§ Task requirements
Output the material exactly, but drop every image it holds.

Records from a data source
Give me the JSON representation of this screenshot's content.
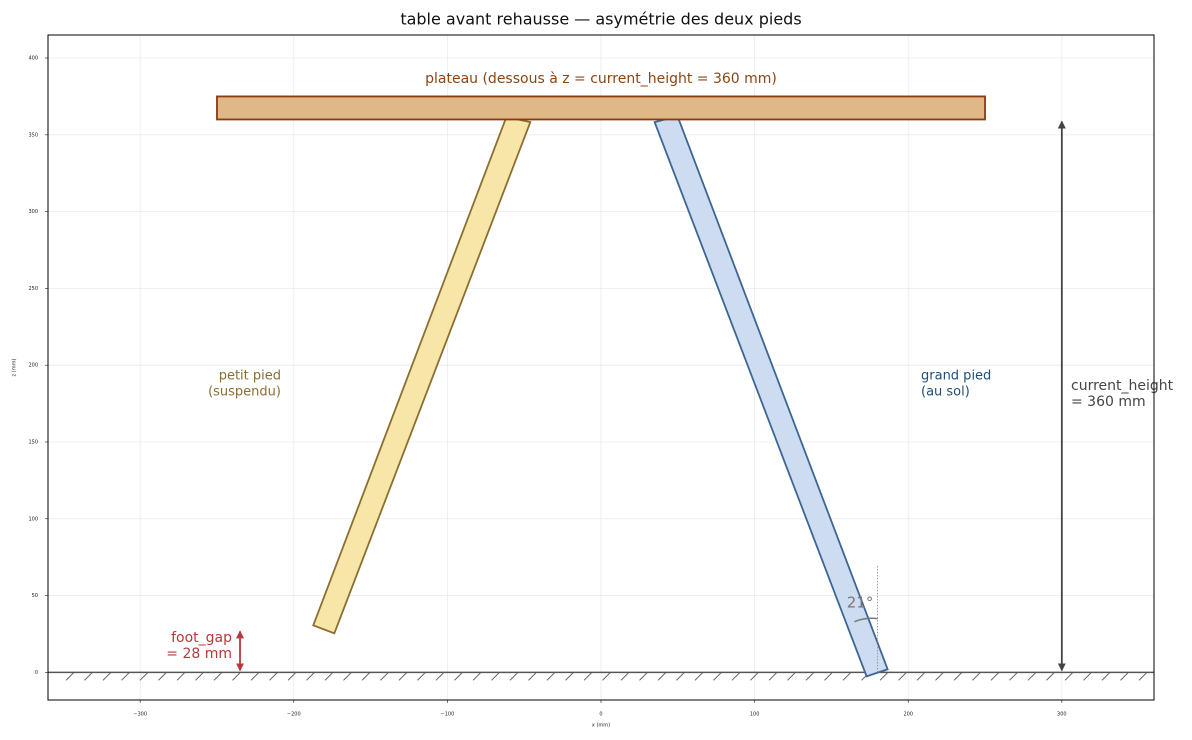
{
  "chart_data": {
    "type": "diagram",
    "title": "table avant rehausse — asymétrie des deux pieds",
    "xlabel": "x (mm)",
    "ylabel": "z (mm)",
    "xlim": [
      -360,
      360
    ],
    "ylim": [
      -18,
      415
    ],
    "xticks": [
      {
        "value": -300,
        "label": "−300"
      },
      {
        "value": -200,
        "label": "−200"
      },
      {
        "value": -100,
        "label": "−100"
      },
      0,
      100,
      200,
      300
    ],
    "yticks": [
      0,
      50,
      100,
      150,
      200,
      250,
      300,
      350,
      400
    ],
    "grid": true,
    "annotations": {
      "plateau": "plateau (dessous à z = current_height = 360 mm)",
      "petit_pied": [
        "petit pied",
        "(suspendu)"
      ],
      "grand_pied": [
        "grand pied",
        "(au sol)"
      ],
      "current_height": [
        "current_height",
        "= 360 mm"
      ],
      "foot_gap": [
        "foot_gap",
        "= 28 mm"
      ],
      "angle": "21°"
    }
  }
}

§ Answer to this task
Give me the JSON representation of this screenshot's content.
{
  "chart_data": {
    "type": "diagram",
    "title": "table avant rehausse — asymétrie des deux pieds",
    "xlabel": "x (mm)",
    "ylabel": "z (mm)",
    "xlim": [
      -360,
      360
    ],
    "ylim": [
      -18,
      415
    ],
    "xticks": [
      {
        "value": -300,
        "label": "−300"
      },
      {
        "value": -200,
        "label": "−200"
      },
      {
        "value": -100,
        "label": "−100"
      },
      0,
      100,
      200,
      300
    ],
    "yticks": [
      0,
      50,
      100,
      150,
      200,
      250,
      300,
      350,
      400
    ],
    "grid": true,
    "annotations": {
      "plateau": "plateau (dessous à z = current_height = 360 mm)",
      "petit_pied": [
        "petit pied",
        "(suspendu)"
      ],
      "grand_pied": [
        "grand pied",
        "(au sol)"
      ],
      "current_height": [
        "current_height",
        "= 360 mm"
      ],
      "foot_gap": [
        "foot_gap",
        "= 28 mm"
      ],
      "angle": "21°"
    }
  }
}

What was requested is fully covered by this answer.